本文 -
適応回路の基本設計の構築メカニズム

研究代表者

堀江 健生

教授 大阪大学 大学院生命機能研究科

研究分担者

佐藤 ゆたか

准教授 京都大学 大学院理学研究科

研究分担者

尾崎 遼

准教授 筑波大学 医学医療系

脊索動物の中で最も単純な神経系を持つホヤの幼生をモデルとして、適応回路の基本設計(回路発生・回路構築・回路機能)を明らかにします。

 脳神経系には多様な神経細胞が存在しています。個々の神経細胞はそれぞれ特徴的な性質を備えており、脳の高次神経機能を担っています。そのため、各神経細胞の性質がどのような分子機構で決定されるのか、分化した神経細胞がどのように神経回路を構築するのか、神経回路において個々の神経細胞がどのような機能をしているのかを解明することは神経科学にとって根源的な研究課題です。しかしながら、哺乳類では脳を構成する細胞数の多さから、その全貌を解明することは困難であると考えられます。本計画研究では、この問題を解決するために尾索動物ホヤをモデルとして、ゲノム生物学、情報生物学、発生生物学、神経生理学など様々な手法を組み合わせて研究を行います。

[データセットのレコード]
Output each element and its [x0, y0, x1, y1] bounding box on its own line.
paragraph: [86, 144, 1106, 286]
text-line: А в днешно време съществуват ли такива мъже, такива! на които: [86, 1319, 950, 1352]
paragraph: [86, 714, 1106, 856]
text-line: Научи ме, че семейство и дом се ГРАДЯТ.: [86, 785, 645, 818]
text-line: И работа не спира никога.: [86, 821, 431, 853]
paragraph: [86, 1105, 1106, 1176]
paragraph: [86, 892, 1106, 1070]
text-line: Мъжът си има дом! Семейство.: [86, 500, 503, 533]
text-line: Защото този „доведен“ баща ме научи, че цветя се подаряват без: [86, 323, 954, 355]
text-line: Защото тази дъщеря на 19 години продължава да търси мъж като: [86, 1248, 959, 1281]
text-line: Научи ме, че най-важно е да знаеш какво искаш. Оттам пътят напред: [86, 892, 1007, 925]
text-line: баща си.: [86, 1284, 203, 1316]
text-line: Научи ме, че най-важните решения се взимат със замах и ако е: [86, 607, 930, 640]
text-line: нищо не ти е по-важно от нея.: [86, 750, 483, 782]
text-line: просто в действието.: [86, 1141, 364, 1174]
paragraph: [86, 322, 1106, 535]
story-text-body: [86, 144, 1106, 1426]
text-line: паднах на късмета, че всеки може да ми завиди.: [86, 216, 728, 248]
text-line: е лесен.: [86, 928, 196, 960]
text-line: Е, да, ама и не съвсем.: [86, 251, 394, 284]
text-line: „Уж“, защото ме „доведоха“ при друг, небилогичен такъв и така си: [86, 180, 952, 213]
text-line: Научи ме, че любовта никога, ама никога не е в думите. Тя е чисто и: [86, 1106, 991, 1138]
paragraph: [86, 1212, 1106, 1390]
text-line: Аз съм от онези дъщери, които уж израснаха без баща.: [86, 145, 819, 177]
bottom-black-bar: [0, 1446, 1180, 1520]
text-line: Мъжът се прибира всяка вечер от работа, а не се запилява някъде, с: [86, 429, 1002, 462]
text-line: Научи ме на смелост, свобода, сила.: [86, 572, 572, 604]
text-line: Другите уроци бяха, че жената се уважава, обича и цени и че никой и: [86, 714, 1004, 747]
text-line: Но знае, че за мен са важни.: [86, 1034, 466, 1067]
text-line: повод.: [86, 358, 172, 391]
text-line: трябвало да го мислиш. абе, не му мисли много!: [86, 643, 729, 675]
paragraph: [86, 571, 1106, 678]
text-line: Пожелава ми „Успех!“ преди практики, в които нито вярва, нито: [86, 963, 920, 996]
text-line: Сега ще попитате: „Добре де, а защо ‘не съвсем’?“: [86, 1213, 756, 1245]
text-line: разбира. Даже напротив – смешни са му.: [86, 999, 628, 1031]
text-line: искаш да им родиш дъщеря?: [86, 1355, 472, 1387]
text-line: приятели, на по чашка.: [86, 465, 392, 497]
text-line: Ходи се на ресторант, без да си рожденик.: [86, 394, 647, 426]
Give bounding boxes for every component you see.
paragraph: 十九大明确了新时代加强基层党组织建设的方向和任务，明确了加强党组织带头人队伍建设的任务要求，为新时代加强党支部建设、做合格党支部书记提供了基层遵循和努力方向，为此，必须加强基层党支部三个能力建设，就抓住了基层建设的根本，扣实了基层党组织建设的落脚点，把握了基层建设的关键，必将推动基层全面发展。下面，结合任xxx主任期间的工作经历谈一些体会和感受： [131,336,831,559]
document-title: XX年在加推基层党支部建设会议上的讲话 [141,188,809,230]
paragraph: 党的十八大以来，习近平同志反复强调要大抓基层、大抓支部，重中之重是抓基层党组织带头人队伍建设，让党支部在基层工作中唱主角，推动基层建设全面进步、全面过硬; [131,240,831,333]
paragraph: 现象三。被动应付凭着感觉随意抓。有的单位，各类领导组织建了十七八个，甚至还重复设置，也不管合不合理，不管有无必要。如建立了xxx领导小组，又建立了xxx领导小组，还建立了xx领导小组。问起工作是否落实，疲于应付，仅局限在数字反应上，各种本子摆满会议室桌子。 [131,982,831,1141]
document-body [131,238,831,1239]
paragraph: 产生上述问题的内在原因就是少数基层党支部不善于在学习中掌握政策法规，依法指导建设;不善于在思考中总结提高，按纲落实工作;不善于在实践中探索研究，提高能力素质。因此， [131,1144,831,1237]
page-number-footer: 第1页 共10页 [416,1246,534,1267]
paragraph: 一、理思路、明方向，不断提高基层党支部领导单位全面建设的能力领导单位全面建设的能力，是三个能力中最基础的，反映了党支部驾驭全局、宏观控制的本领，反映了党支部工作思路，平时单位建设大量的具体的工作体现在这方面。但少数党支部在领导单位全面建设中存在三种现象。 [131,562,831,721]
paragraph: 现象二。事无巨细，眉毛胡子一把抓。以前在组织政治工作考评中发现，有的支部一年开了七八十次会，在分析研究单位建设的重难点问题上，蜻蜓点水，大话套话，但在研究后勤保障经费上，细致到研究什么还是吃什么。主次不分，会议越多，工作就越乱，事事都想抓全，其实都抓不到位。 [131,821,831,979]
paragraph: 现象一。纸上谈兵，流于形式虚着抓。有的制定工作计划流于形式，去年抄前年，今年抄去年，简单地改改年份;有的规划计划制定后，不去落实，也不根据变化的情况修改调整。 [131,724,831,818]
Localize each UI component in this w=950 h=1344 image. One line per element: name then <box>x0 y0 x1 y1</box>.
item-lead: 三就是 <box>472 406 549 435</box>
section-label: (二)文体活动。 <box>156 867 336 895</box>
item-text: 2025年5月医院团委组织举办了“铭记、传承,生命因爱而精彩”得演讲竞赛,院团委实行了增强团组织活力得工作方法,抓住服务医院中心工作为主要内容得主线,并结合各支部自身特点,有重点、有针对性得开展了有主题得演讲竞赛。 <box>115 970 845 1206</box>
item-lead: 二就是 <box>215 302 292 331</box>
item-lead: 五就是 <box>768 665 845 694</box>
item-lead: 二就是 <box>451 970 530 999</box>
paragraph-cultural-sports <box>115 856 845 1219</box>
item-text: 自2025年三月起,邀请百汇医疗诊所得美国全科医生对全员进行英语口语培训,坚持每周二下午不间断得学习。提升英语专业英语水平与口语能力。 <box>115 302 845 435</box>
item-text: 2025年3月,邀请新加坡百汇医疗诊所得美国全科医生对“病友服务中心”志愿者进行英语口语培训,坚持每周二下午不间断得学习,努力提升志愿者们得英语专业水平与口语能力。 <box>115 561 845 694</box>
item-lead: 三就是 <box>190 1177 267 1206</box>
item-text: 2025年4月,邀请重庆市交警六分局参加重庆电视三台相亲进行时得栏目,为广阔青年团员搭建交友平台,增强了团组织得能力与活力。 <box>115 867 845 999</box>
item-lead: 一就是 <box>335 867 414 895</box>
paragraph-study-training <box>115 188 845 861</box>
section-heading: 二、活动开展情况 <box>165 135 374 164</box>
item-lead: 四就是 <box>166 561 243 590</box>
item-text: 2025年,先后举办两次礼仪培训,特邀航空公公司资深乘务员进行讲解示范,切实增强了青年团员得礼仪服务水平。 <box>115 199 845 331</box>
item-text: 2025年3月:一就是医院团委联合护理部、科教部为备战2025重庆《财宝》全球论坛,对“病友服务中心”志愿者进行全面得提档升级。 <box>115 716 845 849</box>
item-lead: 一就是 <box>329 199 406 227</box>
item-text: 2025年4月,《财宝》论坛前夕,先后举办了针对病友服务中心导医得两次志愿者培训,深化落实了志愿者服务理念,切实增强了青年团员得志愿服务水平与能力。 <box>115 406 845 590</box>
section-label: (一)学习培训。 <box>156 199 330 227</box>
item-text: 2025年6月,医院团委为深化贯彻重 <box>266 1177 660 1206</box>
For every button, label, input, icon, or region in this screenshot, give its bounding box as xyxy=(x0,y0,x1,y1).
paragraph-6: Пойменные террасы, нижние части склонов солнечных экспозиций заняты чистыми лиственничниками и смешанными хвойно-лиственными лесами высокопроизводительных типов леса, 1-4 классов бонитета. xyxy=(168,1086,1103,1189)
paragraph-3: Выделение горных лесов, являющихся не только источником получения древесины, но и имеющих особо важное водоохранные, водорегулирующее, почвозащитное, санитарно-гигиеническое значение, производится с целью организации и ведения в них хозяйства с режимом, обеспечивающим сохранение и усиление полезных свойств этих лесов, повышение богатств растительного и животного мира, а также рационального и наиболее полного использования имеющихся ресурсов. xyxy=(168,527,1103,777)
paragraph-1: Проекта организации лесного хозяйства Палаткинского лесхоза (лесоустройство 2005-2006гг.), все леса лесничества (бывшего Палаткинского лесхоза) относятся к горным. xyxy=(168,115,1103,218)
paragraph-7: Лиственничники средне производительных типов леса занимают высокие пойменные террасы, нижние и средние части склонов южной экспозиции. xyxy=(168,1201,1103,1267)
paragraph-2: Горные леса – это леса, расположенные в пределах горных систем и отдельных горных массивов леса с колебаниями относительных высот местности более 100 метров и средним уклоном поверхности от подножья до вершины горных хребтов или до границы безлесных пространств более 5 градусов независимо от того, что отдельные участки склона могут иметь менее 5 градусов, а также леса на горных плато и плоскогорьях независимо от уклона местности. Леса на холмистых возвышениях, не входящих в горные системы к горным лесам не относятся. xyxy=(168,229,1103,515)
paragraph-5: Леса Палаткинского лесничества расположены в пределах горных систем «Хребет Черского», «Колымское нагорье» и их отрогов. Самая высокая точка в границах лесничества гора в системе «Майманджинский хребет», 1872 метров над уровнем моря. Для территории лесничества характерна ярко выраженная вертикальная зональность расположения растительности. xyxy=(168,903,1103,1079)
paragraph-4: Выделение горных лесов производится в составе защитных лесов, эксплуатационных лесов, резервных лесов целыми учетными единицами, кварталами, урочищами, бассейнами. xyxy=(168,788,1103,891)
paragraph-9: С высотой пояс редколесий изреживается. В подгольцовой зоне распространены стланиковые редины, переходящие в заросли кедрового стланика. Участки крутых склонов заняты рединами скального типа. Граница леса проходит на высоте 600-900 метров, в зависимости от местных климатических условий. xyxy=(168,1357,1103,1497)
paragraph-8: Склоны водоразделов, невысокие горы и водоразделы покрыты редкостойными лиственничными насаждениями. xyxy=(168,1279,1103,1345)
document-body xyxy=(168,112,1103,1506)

取り組む課題 -
1 > 次の記述(a)〜(c)がそれぞれ本文の内容と一致するかを判断し、「はい」か「いいえ」で答えたうえで、判断の決め手となる本文の語句をそのまま引用してください。
(a) 研究代表者は大阪大学の教授である。
(b) この研究はホヤの成体をモデルとしている。
(c) 哺乳類では、脳の全貌を解明することは容易だと考えられている。
2 > 本文のうち「准教授 京都大学 大学院理学研究科」で始まり「組み合わせて研究を行います。」まで続く部分を、「神経細胞」を「ニューロン」に切り替えて書き直してください。

回答一覧 -
1 >
(a) はい。「教授 大阪大学 大学院生命機能研究科」
(b) いいえ。「ホヤの幼生をモデルとして」
(c) いいえ。「その全貌を解明することは困難であると考えられます」

2 >
准教授 京都大学 大学院理学研究科

研究分担者

尾崎 遼

准教授 筑波大学 医学医療系

脊索動物の中で最も単純な神経系を持つホヤの幼生をモデルとして、適応回路の基本設計(回路発生・回路構築・回路機能)を明らかにします。

 脳神経系には多様なニューロンが存在しています。個々のニューロンはそれぞれ特徴的な性質を備えており、脳の高次神経機能を担っています。そのため、各ニューロンの性質がどのような分子機構で決定されるのか、分化したニューロンがどのように神経回路を構築するのか、神経回路において個々のニューロンがどのような機能をしているのかを解明することは神経科学にとって根源的な研究課題です。しかしながら、哺乳類では脳を構成する細胞数の多さから、その全貌を解明することは困難であると考えられます。本計画研究では、この問題を解決するために尾索動物ホヤをモデルとして、ゲノム生物学、情報生物学、発生生物学、神経生理学など様々な手法を組み合わせて研究を行います。